◆ Records to process:
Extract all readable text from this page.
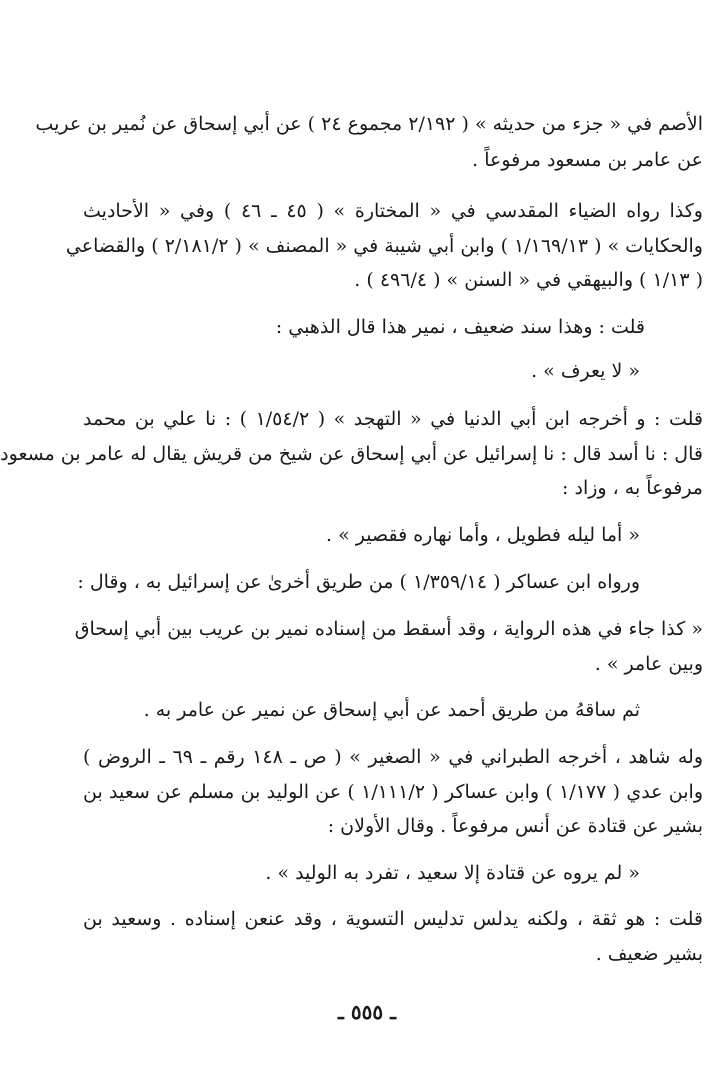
الأصم في « جزء من حديثه » ( ٢/١٩٢ مجموع ٢٤ ) عن أبي إسحاق عن نُمير بن عريب
عن عامر بن مسعود مرفوعاً .
وكذا رواه الضياء المقدسي في « المختارة » ( ٤٥ ـ ٤٦ ) وفي « الأحاديث
والحكايات » ( ١/١٦٩/١٣ ) وابن أبي شيبة في « المصنف » ( ٢/١٨١/٢ ) والقضاعي
( ١/١٣ ) والبيهقي في « السنن » ( ٤٩٦/٤ ) .
قلت : وهذا سند ضعيف ، نمير هذا قال الذهبي :
« لا يعرف » .
قلت : و أخرجه ابن أبي الدنيا في « التهجد » ( ١/٥٤/٢ ) : نا علي بن محمد
قال : نا أسد قال : نا إسرائيل عن أبي إسحاق عن شيخ من قريش يقال له عامر بن مسعود
مرفوعاً به ، وزاد :
« أما ليله فطويل ، وأما نهاره فقصير » .
ورواه ابن عساكر ( ١/٣٥٩/١٤ ) من طريق أخرىٰ عن إسرائيل به ، وقال :
« كذا جاء في هذه الرواية ، وقد أسقط من إسناده نمير بن عريب بين أبي إسحاق
وبين عامر » .
ثم ساقهُ من طريق أحمد عن أبي إسحاق عن نمير عن عامر به .
وله شاهد ، أخرجه الطبراني في « الصغير » ( ص ـ ١٤٨ رقم ـ ٦٩ ـ الروض )
وابن عدي ( ١/١٧٧ ) وابن عساكر ( ١/١١١/٢ ) عن الوليد بن مسلم عن سعيد بن
بشير عن قتادة عن أنس مرفوعاً . وقال الأولان :
« لم يروه عن قتادة إلا سعيد ، تفرد به الوليد » .
قلت : هو ثقة ، ولكنه يدلس تدليس التسوية ، وقد عنعن إسناده . وسعيد بن
بشير ضعيف .
ـ ٥٥٥ ـ
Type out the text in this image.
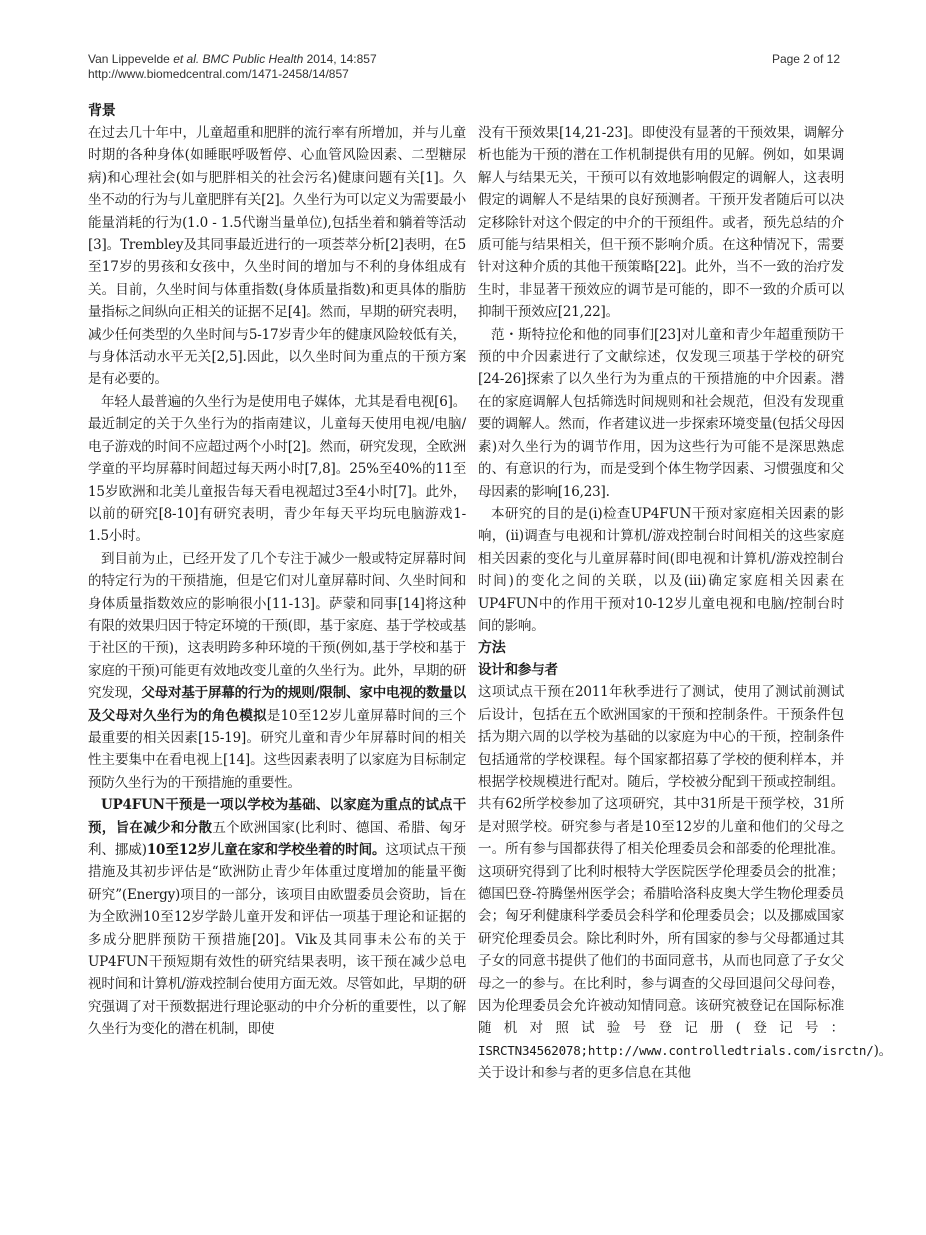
Van Lippevelde et al. BMC Public Health 2014, 14:857
http://www.biomedcentral.com/1471-2458/14/857
Page 2 of 12
背景

在过去几十年中，儿童超重和肥胖的流行率有所增加，并与儿童时期的各种身体(如睡眠呼吸暂停、心血管风险因素、二型糖尿病)和心理社会(如与肥胖相关的社会污名)健康问题有关[1]。久坐不动的行为与儿童肥胖有关[2]。久坐行为可以定义为需要最小能量消耗的行为(1.0 - 1.5代谢当量单位),包括坐着和躺着等活动[3]。Trembley及其同事最近进行的一项荟萃分析[2]表明，在5至17岁的男孩和女孩中，久坐时间的增加与不利的身体组成有关。目前，久坐时间与体重指数(身体质量指数)和更具体的脂肪量指标之间纵向正相关的证据不足[4]。然而，早期的研究表明，减少任何类型的久坐时间与5-17岁青少年的健康风险较低有关，与身体活动水平无关[2,5].因此，以久坐时间为重点的干预方案是有必要的。

年轻人最普遍的久坐行为是使用电子媒体，尤其是看电视[6]。最近制定的关于久坐行为的指南建议，儿童每天使用电视/电脑/电子游戏的时间不应超过两个小时[2]。然而，研究发现，全欧洲学童的平均屏幕时间超过每天两小时[7,8]。25%至40%的11至15岁欧洲和北美儿童报告每天看电视超过3至4小时[7]。此外，以前的研究[8-10]有研究表明，青少年每天平均玩电脑游戏1-1.5小时。

到目前为止，已经开发了几个专注于减少一般或特定屏幕时间的特定行为的干预措施，但是它们对儿童屏幕时间、久坐时间和身体质量指数效应的影响很小[11-13]。萨蒙和同事[14]将这种有限的效果归因于特定环境的干预(即，基于家庭、基于学校或基于社区的干预)，这表明跨多种环境的干预(例如,基于学校和基于家庭的干预)可能更有效地改变儿童的久坐行为。此外，早期的研究发现，父母对基于屏幕的行为的规则/限制、家中电视的数量以及父母对久坐行为的角色模拟是10至12岁儿童屏幕时间的三个最重要的相关因素[15-19]。研究儿童和青少年屏幕时间的相关性主要集中在看电视上[14]。这些因素表明了以家庭为目标制定预防久坐行为的干预措施的重要性。

UP4FUN干预是一项以学校为基础、以家庭为重点的试点干预，旨在减少和分散五个欧洲国家(比利时、德国、希腊、匈牙利、挪威)10至12岁儿童在家和学校坐着的时间。这项试点干预措施及其初步评估是“欧洲防止青少年体重过度增加的能量平衡研究”(Energy)项目的一部分，该项目由欧盟委员会资助，旨在为全欧洲10至12岁学龄儿童开发和评估一项基于理论和证据的多成分肥胖预防干预措施[20]。Vik及其同事未公布的关于UP4FUN干预短期有效性的研究结果表明，该干预在减少总电视时间和计算机/游戏控制台使用方面无效。尽管如此，早期的研究强调了对干预数据进行理论驱动的中介分析的重要性，以了解久坐行为变化的潜在机制，即使

没有干预效果[14,21-23]。即使没有显著的干预效果，调解分析也能为干预的潜在工作机制提供有用的见解。例如，如果调解人与结果无关，干预可以有效地影响假定的调解人，这表明假定的调解人不是结果的良好预测者。干预开发者随后可以决定移除针对这个假定的中介的干预组件。或者，预先总结的介质可能与结果相关，但干预不影响介质。在这种情况下，需要针对这种介质的其他干预策略[22]。此外，当不一致的治疗发生时，非显著干预效应的调节是可能的，即不一致的介质可以抑制干预效应[21,22]。

范・斯特拉伦和他的同事们[23]对儿童和青少年超重预防干预的中介因素进行了文献综述，仅发现三项基于学校的研究[24-26]探索了以久坐行为为重点的干预措施的中介因素。潜在的家庭调解人包括筛选时间规则和社会规范，但没有发现重要的调解人。然而，作者建议进一步探索环境变量(包括父母因素)对久坐行为的调节作用，因为这些行为可能不是深思熟虑的、有意识的行为，而是受到个体生物学因素、习惯强度和父母因素的影响[16,23].

本研究的目的是(i)检查UP4FUN干预对家庭相关因素的影响，(ii)调查与电视和计算机/游戏控制台时间相关的这些家庭相关因素的变化与儿童屏幕时间(即电视和计算机/游戏控制台时间)的变化之间的关联，以及(iii)确定家庭相关因素在UP4FUN中的作用干预对10-12岁儿童电视和电脑/控制台时间的影响。

方法
设计和参与者

这项试点干预在2011年秋季进行了测试，使用了测试前测试后设计，包括在五个欧洲国家的干预和控制条件。干预条件包括为期六周的以学校为基础的以家庭为中心的干预，控制条件包括通常的学校课程。每个国家都招募了学校的便利样本，并根据学校规模进行配对。随后，学校被分配到干预或控制组。共有62所学校参加了这项研究，其中31所是干预学校，31所是对照学校。研究参与者是10至12岁的儿童和他们的父母之一。所有参与国都获得了相关伦理委员会和部委的伦理批准。这项研究得到了比利时根特大学医院医学伦理委员会的批准；德国巴登-符腾堡州医学会；希腊哈洛科皮奥大学生物伦理委员会；匈牙利健康科学委员会科学和伦理委员会；以及挪威国家研究伦理委员会。除比利时外，所有国家的参与父母都通过其子女的同意书提供了他们的书面同意书，从而也同意了子女父母之一的参与。在比利时，参与调查的父母回退问父母问卷，因为伦理委员会允许被动知情同意。该研究被登记在国际标准随机对照试验号登记册(登记号：ISRCTN34562078;http://www.controlledtrials.com/isrctn/)。关于设计和参与者的更多信息在其他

◆ Your objective:
Each line above is to be copied verbatim. Drop any image from the copy.

◆ Task response:
Extract all readable text from this page.
الأصم في « جزء من حديثه » ( ٢/١٩٢ مجموع ٢٤ ) عن أبي إسحاق عن نُمير بن عريب
عن عامر بن مسعود مرفوعاً .
وكذا رواه الضياء المقدسي في « المختارة » ( ٤٥ ـ ٤٦ ) وفي « الأحاديث
والحكايات » ( ١/١٦٩/١٣ ) وابن أبي شيبة في « المصنف » ( ٢/١٨١/٢ ) والقضاعي
( ١/١٣ ) والبيهقي في « السنن » ( ٤٩٦/٤ ) .
قلت : وهذا سند ضعيف ، نمير هذا قال الذهبي :
« لا يعرف » .
قلت : و أخرجه ابن أبي الدنيا في « التهجد » ( ١/٥٤/٢ ) : نا علي بن محمد
قال : نا أسد قال : نا إسرائيل عن أبي إسحاق عن شيخ من قريش يقال له عامر بن مسعود
مرفوعاً به ، وزاد :
« أما ليله فطويل ، وأما نهاره فقصير » .
ورواه ابن عساكر ( ١/٣٥٩/١٤ ) من طريق أخرىٰ عن إسرائيل به ، وقال :
« كذا جاء في هذه الرواية ، وقد أسقط من إسناده نمير بن عريب بين أبي إسحاق
وبين عامر » .
ثم ساقهُ من طريق أحمد عن أبي إسحاق عن نمير عن عامر به .
وله شاهد ، أخرجه الطبراني في « الصغير » ( ص ـ ١٤٨ رقم ـ ٦٩ ـ الروض )
وابن عدي ( ١/١٧٧ ) وابن عساكر ( ١/١١١/٢ ) عن الوليد بن مسلم عن سعيد بن
بشير عن قتادة عن أنس مرفوعاً . وقال الأولان :
« لم يروه عن قتادة إلا سعيد ، تفرد به الوليد » .
قلت : هو ثقة ، ولكنه يدلس تدليس التسوية ، وقد عنعن إسناده . وسعيد بن
بشير ضعيف .
ـ ٥٥٥ ـ
Type out the text in this image.
Van Lippevelde et al. BMC Public Health 2014, 14:857
http://www.biomedcentral.com/1471-2458/14/857
Page 2 of 12
背景

在过去几十年中，儿童超重和肥胖的流行率有所增加，并与儿童时期的各种身体(如睡眠呼吸暂停、心血管风险因素、二型糖尿病)和心理社会(如与肥胖相关的社会污名)健康问题有关[1]。久坐不动的行为与儿童肥胖有关[2]。久坐行为可以定义为需要最小能量消耗的行为(1.0 - 1.5代谢当量单位),包括坐着和躺着等活动[3]。Trembley及其同事最近进行的一项荟萃分析[2]表明，在5至17岁的男孩和女孩中，久坐时间的增加与不利的身体组成有关。目前，久坐时间与体重指数(身体质量指数)和更具体的脂肪量指标之间纵向正相关的证据不足[4]。然而，早期的研究表明，减少任何类型的久坐时间与5-17岁青少年的健康风险较低有关，与身体活动水平无关[2,5].因此，以久坐时间为重点的干预方案是有必要的。

年轻人最普遍的久坐行为是使用电子媒体，尤其是看电视[6]。最近制定的关于久坐行为的指南建议，儿童每天使用电视/电脑/电子游戏的时间不应超过两个小时[2]。然而，研究发现，全欧洲学童的平均屏幕时间超过每天两小时[7,8]。25%至40%的11至15岁欧洲和北美儿童报告每天看电视超过3至4小时[7]。此外，以前的研究[8-10]有研究表明，青少年每天平均玩电脑游戏1-1.5小时。

到目前为止，已经开发了几个专注于减少一般或特定屏幕时间的特定行为的干预措施，但是它们对儿童屏幕时间、久坐时间和身体质量指数效应的影响很小[11-13]。萨蒙和同事[14]将这种有限的效果归因于特定环境的干预(即，基于家庭、基于学校或基于社区的干预)，这表明跨多种环境的干预(例如,基于学校和基于家庭的干预)可能更有效地改变儿童的久坐行为。此外，早期的研究发现，父母对基于屏幕的行为的规则/限制、家中电视的数量以及父母对久坐行为的角色模拟是10至12岁儿童屏幕时间的三个最重要的相关因素[15-19]。研究儿童和青少年屏幕时间的相关性主要集中在看电视上[14]。这些因素表明了以家庭为目标制定预防久坐行为的干预措施的重要性。

UP4FUN干预是一项以学校为基础、以家庭为重点的试点干预，旨在减少和分散五个欧洲国家(比利时、德国、希腊、匈牙利、挪威)10至12岁儿童在家和学校坐着的时间。这项试点干预措施及其初步评估是“欧洲防止青少年体重过度增加的能量平衡研究”(Energy)项目的一部分，该项目由欧盟委员会资助，旨在为全欧洲10至12岁学龄儿童开发和评估一项基于理论和证据的多成分肥胖预防干预措施[20]。Vik及其同事未公布的关于UP4FUN干预短期有效性的研究结果表明，该干预在减少总电视时间和计算机/游戏控制台使用方面无效。尽管如此，早期的研究强调了对干预数据进行理论驱动的中介分析的重要性，以了解久坐行为变化的潜在机制，即使

没有干预效果[14,21-23]。即使没有显著的干预效果，调解分析也能为干预的潜在工作机制提供有用的见解。例如，如果调解人与结果无关，干预可以有效地影响假定的调解人，这表明假定的调解人不是结果的良好预测者。干预开发者随后可以决定移除针对这个假定的中介的干预组件。或者，预先总结的介质可能与结果相关，但干预不影响介质。在这种情况下，需要针对这种介质的其他干预策略[22]。此外，当不一致的治疗发生时，非显著干预效应的调节是可能的，即不一致的介质可以抑制干预效应[21,22]。

范・斯特拉伦和他的同事们[23]对儿童和青少年超重预防干预的中介因素进行了文献综述，仅发现三项基于学校的研究[24-26]探索了以久坐行为为重点的干预措施的中介因素。潜在的家庭调解人包括筛选时间规则和社会规范，但没有发现重要的调解人。然而，作者建议进一步探索环境变量(包括父母因素)对久坐行为的调节作用，因为这些行为可能不是深思熟虑的、有意识的行为，而是受到个体生物学因素、习惯强度和父母因素的影响[16,23].

本研究的目的是(i)检查UP4FUN干预对家庭相关因素的影响，(ii)调查与电视和计算机/游戏控制台时间相关的这些家庭相关因素的变化与儿童屏幕时间(即电视和计算机/游戏控制台时间)的变化之间的关联，以及(iii)确定家庭相关因素在UP4FUN中的作用干预对10-12岁儿童电视和电脑/控制台时间的影响。

方法
设计和参与者

这项试点干预在2011年秋季进行了测试，使用了测试前测试后设计，包括在五个欧洲国家的干预和控制条件。干预条件包括为期六周的以学校为基础的以家庭为中心的干预，控制条件包括通常的学校课程。每个国家都招募了学校的便利样本，并根据学校规模进行配对。随后，学校被分配到干预或控制组。共有62所学校参加了这项研究，其中31所是干预学校，31所是对照学校。研究参与者是10至12岁的儿童和他们的父母之一。所有参与国都获得了相关伦理委员会和部委的伦理批准。这项研究得到了比利时根特大学医院医学伦理委员会的批准；德国巴登-符腾堡州医学会；希腊哈洛科皮奥大学生物伦理委员会；匈牙利健康科学委员会科学和伦理委员会；以及挪威国家研究伦理委员会。除比利时外，所有国家的参与父母都通过其子女的同意书提供了他们的书面同意书，从而也同意了子女父母之一的参与。在比利时，参与调查的父母回退问父母问卷，因为伦理委员会允许被动知情同意。该研究被登记在国际标准随机对照试验号登记册(登记号：ISRCTN34562078;http://www.controlledtrials.com/isrctn/)。关于设计和参与者的更多信息在其他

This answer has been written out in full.